• _SUPPLIED MATERIAL_
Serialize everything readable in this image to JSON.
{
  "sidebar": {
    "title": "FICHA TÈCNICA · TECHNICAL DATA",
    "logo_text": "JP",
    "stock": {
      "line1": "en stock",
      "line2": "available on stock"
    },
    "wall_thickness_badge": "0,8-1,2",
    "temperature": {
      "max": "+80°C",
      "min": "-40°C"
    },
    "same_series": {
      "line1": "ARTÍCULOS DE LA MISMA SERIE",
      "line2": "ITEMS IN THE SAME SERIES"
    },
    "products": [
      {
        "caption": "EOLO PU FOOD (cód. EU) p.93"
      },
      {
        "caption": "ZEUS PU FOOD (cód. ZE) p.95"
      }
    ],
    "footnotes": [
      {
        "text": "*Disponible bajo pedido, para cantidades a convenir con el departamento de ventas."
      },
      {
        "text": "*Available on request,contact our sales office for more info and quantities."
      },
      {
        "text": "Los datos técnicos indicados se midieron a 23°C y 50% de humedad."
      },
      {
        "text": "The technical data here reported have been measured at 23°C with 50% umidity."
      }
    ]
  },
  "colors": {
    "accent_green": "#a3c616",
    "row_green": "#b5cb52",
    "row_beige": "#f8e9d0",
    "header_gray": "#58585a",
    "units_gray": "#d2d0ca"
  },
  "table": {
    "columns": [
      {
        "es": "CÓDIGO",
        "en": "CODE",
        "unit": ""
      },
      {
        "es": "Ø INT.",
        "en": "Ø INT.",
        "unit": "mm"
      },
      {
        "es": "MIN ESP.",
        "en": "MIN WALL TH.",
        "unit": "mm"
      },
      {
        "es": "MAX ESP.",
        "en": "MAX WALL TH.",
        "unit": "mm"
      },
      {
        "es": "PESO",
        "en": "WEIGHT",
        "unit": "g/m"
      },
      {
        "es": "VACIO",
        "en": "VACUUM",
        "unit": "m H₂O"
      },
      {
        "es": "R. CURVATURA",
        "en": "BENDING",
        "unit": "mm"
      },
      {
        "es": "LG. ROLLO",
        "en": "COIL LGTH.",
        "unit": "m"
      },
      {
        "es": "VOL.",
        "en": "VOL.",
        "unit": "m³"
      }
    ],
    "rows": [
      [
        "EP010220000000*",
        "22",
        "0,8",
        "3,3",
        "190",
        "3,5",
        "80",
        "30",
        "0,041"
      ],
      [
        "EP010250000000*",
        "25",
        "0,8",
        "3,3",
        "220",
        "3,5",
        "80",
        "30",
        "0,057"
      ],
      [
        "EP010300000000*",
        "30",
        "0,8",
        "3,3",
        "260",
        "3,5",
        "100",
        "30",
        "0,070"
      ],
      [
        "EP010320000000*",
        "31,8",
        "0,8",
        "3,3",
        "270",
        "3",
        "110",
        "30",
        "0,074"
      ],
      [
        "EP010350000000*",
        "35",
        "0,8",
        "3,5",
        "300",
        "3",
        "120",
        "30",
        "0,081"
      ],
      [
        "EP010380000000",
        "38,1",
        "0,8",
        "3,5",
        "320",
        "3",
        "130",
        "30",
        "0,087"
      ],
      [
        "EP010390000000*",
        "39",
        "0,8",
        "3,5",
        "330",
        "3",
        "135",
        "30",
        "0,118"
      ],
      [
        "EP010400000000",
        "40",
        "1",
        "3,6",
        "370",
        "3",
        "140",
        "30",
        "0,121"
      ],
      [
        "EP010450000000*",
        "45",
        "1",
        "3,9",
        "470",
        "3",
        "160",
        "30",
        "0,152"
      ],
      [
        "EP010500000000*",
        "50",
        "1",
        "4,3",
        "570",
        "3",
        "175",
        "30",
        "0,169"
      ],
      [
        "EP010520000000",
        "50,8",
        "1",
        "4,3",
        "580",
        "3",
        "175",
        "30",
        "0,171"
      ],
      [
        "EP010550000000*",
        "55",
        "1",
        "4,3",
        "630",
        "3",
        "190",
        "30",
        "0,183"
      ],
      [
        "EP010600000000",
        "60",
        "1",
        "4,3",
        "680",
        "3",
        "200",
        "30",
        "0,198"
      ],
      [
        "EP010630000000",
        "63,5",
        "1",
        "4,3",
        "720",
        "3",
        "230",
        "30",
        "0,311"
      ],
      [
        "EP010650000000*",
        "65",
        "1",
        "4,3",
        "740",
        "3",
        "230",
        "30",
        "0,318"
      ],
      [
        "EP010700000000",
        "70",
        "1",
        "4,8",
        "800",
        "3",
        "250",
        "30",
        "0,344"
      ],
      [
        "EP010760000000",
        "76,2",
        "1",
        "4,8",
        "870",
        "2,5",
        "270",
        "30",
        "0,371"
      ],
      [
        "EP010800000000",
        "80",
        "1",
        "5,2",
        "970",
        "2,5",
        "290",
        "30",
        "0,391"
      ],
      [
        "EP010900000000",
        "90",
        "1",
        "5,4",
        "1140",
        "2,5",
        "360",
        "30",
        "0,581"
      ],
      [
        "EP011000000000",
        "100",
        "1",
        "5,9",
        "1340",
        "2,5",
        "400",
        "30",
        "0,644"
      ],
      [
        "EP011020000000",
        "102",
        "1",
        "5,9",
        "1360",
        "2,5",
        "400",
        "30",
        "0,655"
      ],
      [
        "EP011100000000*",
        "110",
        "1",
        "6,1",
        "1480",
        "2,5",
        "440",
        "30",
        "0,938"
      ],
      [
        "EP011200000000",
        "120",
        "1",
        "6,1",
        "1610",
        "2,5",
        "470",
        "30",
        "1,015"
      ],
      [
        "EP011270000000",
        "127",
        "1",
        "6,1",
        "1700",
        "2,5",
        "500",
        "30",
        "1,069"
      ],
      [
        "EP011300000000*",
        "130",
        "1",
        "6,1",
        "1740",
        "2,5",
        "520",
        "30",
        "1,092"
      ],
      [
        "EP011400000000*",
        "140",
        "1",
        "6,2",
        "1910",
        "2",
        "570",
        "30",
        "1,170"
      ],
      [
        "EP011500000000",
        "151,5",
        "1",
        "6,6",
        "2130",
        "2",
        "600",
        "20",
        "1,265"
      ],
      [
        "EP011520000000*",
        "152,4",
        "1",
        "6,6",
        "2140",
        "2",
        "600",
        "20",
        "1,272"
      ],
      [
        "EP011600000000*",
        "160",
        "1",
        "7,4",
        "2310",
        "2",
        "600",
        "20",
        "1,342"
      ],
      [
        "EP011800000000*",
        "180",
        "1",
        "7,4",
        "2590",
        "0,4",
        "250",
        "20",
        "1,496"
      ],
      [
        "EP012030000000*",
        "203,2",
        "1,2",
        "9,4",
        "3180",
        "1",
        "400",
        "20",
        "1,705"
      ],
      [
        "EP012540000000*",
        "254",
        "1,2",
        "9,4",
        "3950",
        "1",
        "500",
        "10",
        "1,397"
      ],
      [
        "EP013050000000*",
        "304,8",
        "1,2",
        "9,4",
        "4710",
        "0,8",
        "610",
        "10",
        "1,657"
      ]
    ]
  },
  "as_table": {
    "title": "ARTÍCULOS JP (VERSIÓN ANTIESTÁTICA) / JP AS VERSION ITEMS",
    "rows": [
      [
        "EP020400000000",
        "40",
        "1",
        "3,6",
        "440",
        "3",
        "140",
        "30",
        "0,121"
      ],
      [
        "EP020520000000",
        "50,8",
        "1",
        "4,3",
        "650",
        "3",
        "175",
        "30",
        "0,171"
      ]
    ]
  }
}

• _WHAT TO WORK ON_
Repeat the data exactly. Leave nothing out.

• _OUTPUT FOR THIS TASK_
Serialize everything readable in this image to JSON.
{
  "sidebar": {
    "title": "FICHA TÈCNICA · TECHNICAL DATA",
    "logo_text": "JP",
    "stock": {
      "line1": "en stock",
      "line2": "available on stock"
    },
    "wall_thickness_badge": "0,8-1,2",
    "temperature": {
      "max": "+80°C",
      "min": "-40°C"
    },
    "same_series": {
      "line1": "ARTÍCULOS DE LA MISMA SERIE",
      "line2": "ITEMS IN THE SAME SERIES"
    },
    "products": [
      {
        "caption": "EOLO PU FOOD (cód. EU) p.93"
      },
      {
        "caption": "ZEUS PU FOOD (cód. ZE) p.95"
      }
    ],
    "footnotes": [
      {
        "text": "*Disponible bajo pedido, para cantidades a convenir con el departamento de ventas."
      },
      {
        "text": "*Available on request,contact our sales office for more info and quantities."
      },
      {
        "text": "Los datos técnicos indicados se midieron a 23°C y 50% de humedad."
      },
      {
        "text": "The technical data here reported have been measured at 23°C with 50% umidity."
      }
    ]
  },
  "colors": {
    "accent_green": "#a3c616",
    "row_green": "#b5cb52",
    "row_beige": "#f8e9d0",
    "header_gray": "#58585a",
    "units_gray": "#d2d0ca"
  },
  "table": {
    "columns": [
      {
        "es": "CÓDIGO",
        "en": "CODE",
        "unit": ""
      },
      {
        "es": "Ø INT.",
        "en": "Ø INT.",
        "unit": "mm"
      },
      {
        "es": "MIN ESP.",
        "en": "MIN WALL TH.",
        "unit": "mm"
      },
      {
        "es": "MAX ESP.",
        "en": "MAX WALL TH.",
        "unit": "mm"
      },
      {
        "es": "PESO",
        "en": "WEIGHT",
        "unit": "g/m"
      },
      {
        "es": "VACIO",
        "en": "VACUUM",
        "unit": "m H₂O"
      },
      {
        "es": "R. CURVATURA",
        "en": "BENDING",
        "unit": "mm"
      },
      {
        "es": "LG. ROLLO",
        "en": "COIL LGTH.",
        "unit": "m"
      },
      {
        "es": "VOL.",
        "en": "VOL.",
        "unit": "m³"
      }
    ],
    "rows": [
      [
        "EP010220000000*",
        "22",
        "0,8",
        "3,3",
        "190",
        "3,5",
        "80",
        "30",
        "0,041"
      ],
      [
        "EP010250000000*",
        "25",
        "0,8",
        "3,3",
        "220",
        "3,5",
        "80",
        "30",
        "0,057"
      ],
      [
        "EP010300000000*",
        "30",
        "0,8",
        "3,3",
        "260",
        "3,5",
        "100",
        "30",
        "0,070"
      ],
      [
        "EP010320000000*",
        "31,8",
        "0,8",
        "3,3",
        "270",
        "3",
        "110",
        "30",
        "0,074"
      ],
      [
        "EP010350000000*",
        "35",
        "0,8",
        "3,5",
        "300",
        "3",
        "120",
        "30",
        "0,081"
      ],
      [
        "EP010380000000",
        "38,1",
        "0,8",
        "3,5",
        "320",
        "3",
        "130",
        "30",
        "0,087"
      ],
      [
        "EP010390000000*",
        "39",
        "0,8",
        "3,5",
        "330",
        "3",
        "135",
        "30",
        "0,118"
      ],
      [
        "EP010400000000",
        "40",
        "1",
        "3,6",
        "370",
        "3",
        "140",
        "30",
        "0,121"
      ],
      [
        "EP010450000000*",
        "45",
        "1",
        "3,9",
        "470",
        "3",
        "160",
        "30",
        "0,152"
      ],
      [
        "EP010500000000*",
        "50",
        "1",
        "4,3",
        "570",
        "3",
        "175",
        "30",
        "0,169"
      ],
      [
        "EP010520000000",
        "50,8",
        "1",
        "4,3",
        "580",
        "3",
        "175",
        "30",
        "0,171"
      ],
      [
        "EP010550000000*",
        "55",
        "1",
        "4,3",
        "630",
        "3",
        "190",
        "30",
        "0,183"
      ],
      [
        "EP010600000000",
        "60",
        "1",
        "4,3",
        "680",
        "3",
        "200",
        "30",
        "0,198"
      ],
      [
        "EP010630000000",
        "63,5",
        "1",
        "4,3",
        "720",
        "3",
        "230",
        "30",
        "0,311"
      ],
      [
        "EP010650000000*",
        "65",
        "1",
        "4,3",
        "740",
        "3",
        "230",
        "30",
        "0,318"
      ],
      [
        "EP010700000000",
        "70",
        "1",
        "4,8",
        "800",
        "3",
        "250",
        "30",
        "0,344"
      ],
      [
        "EP010760000000",
        "76,2",
        "1",
        "4,8",
        "870",
        "2,5",
        "270",
        "30",
        "0,371"
      ],
      [
        "EP010800000000",
        "80",
        "1",
        "5,2",
        "970",
        "2,5",
        "290",
        "30",
        "0,391"
      ],
      [
        "EP010900000000",
        "90",
        "1",
        "5,4",
        "1140",
        "2,5",
        "360",
        "30",
        "0,581"
      ],
      [
        "EP011000000000",
        "100",
        "1",
        "5,9",
        "1340",
        "2,5",
        "400",
        "30",
        "0,644"
      ],
      [
        "EP011020000000",
        "102",
        "1",
        "5,9",
        "1360",
        "2,5",
        "400",
        "30",
        "0,655"
      ],
      [
        "EP011100000000*",
        "110",
        "1",
        "6,1",
        "1480",
        "2,5",
        "440",
        "30",
        "0,938"
      ],
      [
        "EP011200000000",
        "120",
        "1",
        "6,1",
        "1610",
        "2,5",
        "470",
        "30",
        "1,015"
      ],
      [
        "EP011270000000",
        "127",
        "1",
        "6,1",
        "1700",
        "2,5",
        "500",
        "30",
        "1,069"
      ],
      [
        "EP011300000000*",
        "130",
        "1",
        "6,1",
        "1740",
        "2,5",
        "520",
        "30",
        "1,092"
      ],
      [
        "EP011400000000*",
        "140",
        "1",
        "6,2",
        "1910",
        "2",
        "570",
        "30",
        "1,170"
      ],
      [
        "EP011500000000",
        "151,5",
        "1",
        "6,6",
        "2130",
        "2",
        "600",
        "20",
        "1,265"
      ],
      [
        "EP011520000000*",
        "152,4",
        "1",
        "6,6",
        "2140",
        "2",
        "600",
        "20",
        "1,272"
      ],
      [
        "EP011600000000*",
        "160",
        "1",
        "7,4",
        "2310",
        "2",
        "600",
        "20",
        "1,342"
      ],
      [
        "EP011800000000*",
        "180",
        "1",
        "7,4",
        "2590",
        "0,4",
        "250",
        "20",
        "1,496"
      ],
      [
        "EP012030000000*",
        "203,2",
        "1,2",
        "9,4",
        "3180",
        "1",
        "400",
        "20",
        "1,705"
      ],
      [
        "EP012540000000*",
        "254",
        "1,2",
        "9,4",
        "3950",
        "1",
        "500",
        "10",
        "1,397"
      ],
      [
        "EP013050000000*",
        "304,8",
        "1,2",
        "9,4",
        "4710",
        "0,8",
        "610",
        "10",
        "1,657"
      ]
    ]
  },
  "as_table": {
    "title": "ARTÍCULOS JP (VERSIÓN ANTIESTÁTICA) / JP AS VERSION ITEMS",
    "rows": [
      [
        "EP020400000000",
        "40",
        "1",
        "3,6",
        "440",
        "3",
        "140",
        "30",
        "0,121"
      ],
      [
        "EP020520000000",
        "50,8",
        "1",
        "4,3",
        "650",
        "3",
        "175",
        "30",
        "0,171"
      ]
    ]
  }
}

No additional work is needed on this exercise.